■ **Source records**
........
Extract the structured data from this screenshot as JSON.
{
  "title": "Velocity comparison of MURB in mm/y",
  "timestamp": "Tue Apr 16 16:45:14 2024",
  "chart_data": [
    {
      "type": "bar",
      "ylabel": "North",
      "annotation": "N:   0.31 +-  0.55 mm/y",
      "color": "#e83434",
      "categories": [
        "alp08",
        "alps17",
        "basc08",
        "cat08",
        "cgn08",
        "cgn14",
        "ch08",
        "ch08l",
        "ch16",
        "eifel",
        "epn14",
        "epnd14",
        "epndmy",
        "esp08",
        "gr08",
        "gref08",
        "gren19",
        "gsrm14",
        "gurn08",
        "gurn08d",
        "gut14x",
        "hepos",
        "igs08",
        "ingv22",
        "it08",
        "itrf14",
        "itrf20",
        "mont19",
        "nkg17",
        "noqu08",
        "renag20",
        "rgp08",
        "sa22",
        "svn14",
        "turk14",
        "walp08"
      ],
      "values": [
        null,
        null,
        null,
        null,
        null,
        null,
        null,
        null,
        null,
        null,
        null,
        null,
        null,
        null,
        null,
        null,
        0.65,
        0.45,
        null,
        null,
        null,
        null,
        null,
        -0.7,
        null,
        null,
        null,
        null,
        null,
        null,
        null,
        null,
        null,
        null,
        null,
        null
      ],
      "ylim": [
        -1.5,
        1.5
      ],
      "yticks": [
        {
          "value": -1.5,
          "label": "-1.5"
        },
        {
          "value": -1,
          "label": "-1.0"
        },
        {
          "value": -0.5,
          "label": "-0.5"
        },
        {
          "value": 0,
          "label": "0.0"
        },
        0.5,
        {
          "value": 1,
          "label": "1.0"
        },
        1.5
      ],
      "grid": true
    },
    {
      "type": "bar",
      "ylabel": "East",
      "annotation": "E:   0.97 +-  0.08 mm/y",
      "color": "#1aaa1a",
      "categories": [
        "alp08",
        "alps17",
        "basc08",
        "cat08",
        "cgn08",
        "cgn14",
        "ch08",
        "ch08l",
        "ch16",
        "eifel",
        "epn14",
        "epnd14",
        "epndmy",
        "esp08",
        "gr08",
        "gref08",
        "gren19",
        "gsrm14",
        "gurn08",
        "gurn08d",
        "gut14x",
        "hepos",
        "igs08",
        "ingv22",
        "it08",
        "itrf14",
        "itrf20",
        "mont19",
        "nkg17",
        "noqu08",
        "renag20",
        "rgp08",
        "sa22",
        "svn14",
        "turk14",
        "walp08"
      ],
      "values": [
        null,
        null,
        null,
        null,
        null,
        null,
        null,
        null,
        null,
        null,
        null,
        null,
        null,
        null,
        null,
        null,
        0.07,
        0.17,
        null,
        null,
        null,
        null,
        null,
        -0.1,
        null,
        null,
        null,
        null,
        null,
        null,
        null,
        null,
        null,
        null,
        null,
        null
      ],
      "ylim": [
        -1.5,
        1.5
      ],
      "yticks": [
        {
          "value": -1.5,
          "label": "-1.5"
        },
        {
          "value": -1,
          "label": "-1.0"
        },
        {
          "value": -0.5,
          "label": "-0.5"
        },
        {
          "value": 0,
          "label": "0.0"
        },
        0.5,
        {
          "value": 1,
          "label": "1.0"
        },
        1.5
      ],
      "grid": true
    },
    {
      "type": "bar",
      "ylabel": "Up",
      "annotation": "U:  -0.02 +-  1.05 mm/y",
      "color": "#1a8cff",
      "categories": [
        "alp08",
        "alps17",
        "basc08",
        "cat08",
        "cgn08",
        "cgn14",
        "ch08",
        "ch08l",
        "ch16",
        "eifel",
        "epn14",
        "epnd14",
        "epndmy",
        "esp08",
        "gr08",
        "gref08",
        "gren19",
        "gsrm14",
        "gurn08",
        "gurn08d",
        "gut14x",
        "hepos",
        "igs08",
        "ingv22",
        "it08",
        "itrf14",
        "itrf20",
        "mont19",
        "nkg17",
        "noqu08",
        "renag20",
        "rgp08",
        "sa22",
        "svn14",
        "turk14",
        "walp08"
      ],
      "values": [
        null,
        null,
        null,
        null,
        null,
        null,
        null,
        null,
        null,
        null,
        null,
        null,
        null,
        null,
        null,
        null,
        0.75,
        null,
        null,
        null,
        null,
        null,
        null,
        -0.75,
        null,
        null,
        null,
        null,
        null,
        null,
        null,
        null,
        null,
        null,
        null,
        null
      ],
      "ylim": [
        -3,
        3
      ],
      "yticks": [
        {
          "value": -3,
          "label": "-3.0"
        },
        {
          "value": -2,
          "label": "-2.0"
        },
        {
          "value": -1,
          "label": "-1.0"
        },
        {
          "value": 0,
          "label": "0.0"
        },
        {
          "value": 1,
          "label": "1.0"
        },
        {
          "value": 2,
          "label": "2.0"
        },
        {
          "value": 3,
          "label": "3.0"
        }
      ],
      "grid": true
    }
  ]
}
........
■ **Your task**
Transcribe every entry exactly.

■ **Correct result**
Extract the structured data from this screenshot as JSON.
{
  "title": "Velocity comparison of MURB in mm/y",
  "timestamp": "Tue Apr 16 16:45:14 2024",
  "chart_data": [
    {
      "type": "bar",
      "ylabel": "North",
      "annotation": "N:   0.31 +-  0.55 mm/y",
      "color": "#e83434",
      "categories": [
        "alp08",
        "alps17",
        "basc08",
        "cat08",
        "cgn08",
        "cgn14",
        "ch08",
        "ch08l",
        "ch16",
        "eifel",
        "epn14",
        "epnd14",
        "epndmy",
        "esp08",
        "gr08",
        "gref08",
        "gren19",
        "gsrm14",
        "gurn08",
        "gurn08d",
        "gut14x",
        "hepos",
        "igs08",
        "ingv22",
        "it08",
        "itrf14",
        "itrf20",
        "mont19",
        "nkg17",
        "noqu08",
        "renag20",
        "rgp08",
        "sa22",
        "svn14",
        "turk14",
        "walp08"
      ],
      "values": [
        null,
        null,
        null,
        null,
        null,
        null,
        null,
        null,
        null,
        null,
        null,
        null,
        null,
        null,
        null,
        null,
        0.65,
        0.45,
        null,
        null,
        null,
        null,
        null,
        -0.7,
        null,
        null,
        null,
        null,
        null,
        null,
        null,
        null,
        null,
        null,
        null,
        null
      ],
      "ylim": [
        -1.5,
        1.5
      ],
      "yticks": [
        {
          "value": -1.5,
          "label": "-1.5"
        },
        {
          "value": -1,
          "label": "-1.0"
        },
        {
          "value": -0.5,
          "label": "-0.5"
        },
        {
          "value": 0,
          "label": "0.0"
        },
        0.5,
        {
          "value": 1,
          "label": "1.0"
        },
        1.5
      ],
      "grid": true
    },
    {
      "type": "bar",
      "ylabel": "East",
      "annotation": "E:   0.97 +-  0.08 mm/y",
      "color": "#1aaa1a",
      "categories": [
        "alp08",
        "alps17",
        "basc08",
        "cat08",
        "cgn08",
        "cgn14",
        "ch08",
        "ch08l",
        "ch16",
        "eifel",
        "epn14",
        "epnd14",
        "epndmy",
        "esp08",
        "gr08",
        "gref08",
        "gren19",
        "gsrm14",
        "gurn08",
        "gurn08d",
        "gut14x",
        "hepos",
        "igs08",
        "ingv22",
        "it08",
        "itrf14",
        "itrf20",
        "mont19",
        "nkg17",
        "noqu08",
        "renag20",
        "rgp08",
        "sa22",
        "svn14",
        "turk14",
        "walp08"
      ],
      "values": [
        null,
        null,
        null,
        null,
        null,
        null,
        null,
        null,
        null,
        null,
        null,
        null,
        null,
        null,
        null,
        null,
        0.07,
        0.17,
        null,
        null,
        null,
        null,
        null,
        -0.1,
        null,
        null,
        null,
        null,
        null,
        null,
        null,
        null,
        null,
        null,
        null,
        null
      ],
      "ylim": [
        -1.5,
        1.5
      ],
      "yticks": [
        {
          "value": -1.5,
          "label": "-1.5"
        },
        {
          "value": -1,
          "label": "-1.0"
        },
        {
          "value": -0.5,
          "label": "-0.5"
        },
        {
          "value": 0,
          "label": "0.0"
        },
        0.5,
        {
          "value": 1,
          "label": "1.0"
        },
        1.5
      ],
      "grid": true
    },
    {
      "type": "bar",
      "ylabel": "Up",
      "annotation": "U:  -0.02 +-  1.05 mm/y",
      "color": "#1a8cff",
      "categories": [
        "alp08",
        "alps17",
        "basc08",
        "cat08",
        "cgn08",
        "cgn14",
        "ch08",
        "ch08l",
        "ch16",
        "eifel",
        "epn14",
        "epnd14",
        "epndmy",
        "esp08",
        "gr08",
        "gref08",
        "gren19",
        "gsrm14",
        "gurn08",
        "gurn08d",
        "gut14x",
        "hepos",
        "igs08",
        "ingv22",
        "it08",
        "itrf14",
        "itrf20",
        "mont19",
        "nkg17",
        "noqu08",
        "renag20",
        "rgp08",
        "sa22",
        "svn14",
        "turk14",
        "walp08"
      ],
      "values": [
        null,
        null,
        null,
        null,
        null,
        null,
        null,
        null,
        null,
        null,
        null,
        null,
        null,
        null,
        null,
        null,
        0.75,
        null,
        null,
        null,
        null,
        null,
        null,
        -0.75,
        null,
        null,
        null,
        null,
        null,
        null,
        null,
        null,
        null,
        null,
        null,
        null
      ],
      "ylim": [
        -3,
        3
      ],
      "yticks": [
        {
          "value": -3,
          "label": "-3.0"
        },
        {
          "value": -2,
          "label": "-2.0"
        },
        {
          "value": -1,
          "label": "-1.0"
        },
        {
          "value": 0,
          "label": "0.0"
        },
        {
          "value": 1,
          "label": "1.0"
        },
        {
          "value": 2,
          "label": "2.0"
        },
        {
          "value": 3,
          "label": "3.0"
        }
      ],
      "grid": true
    }
  ]
}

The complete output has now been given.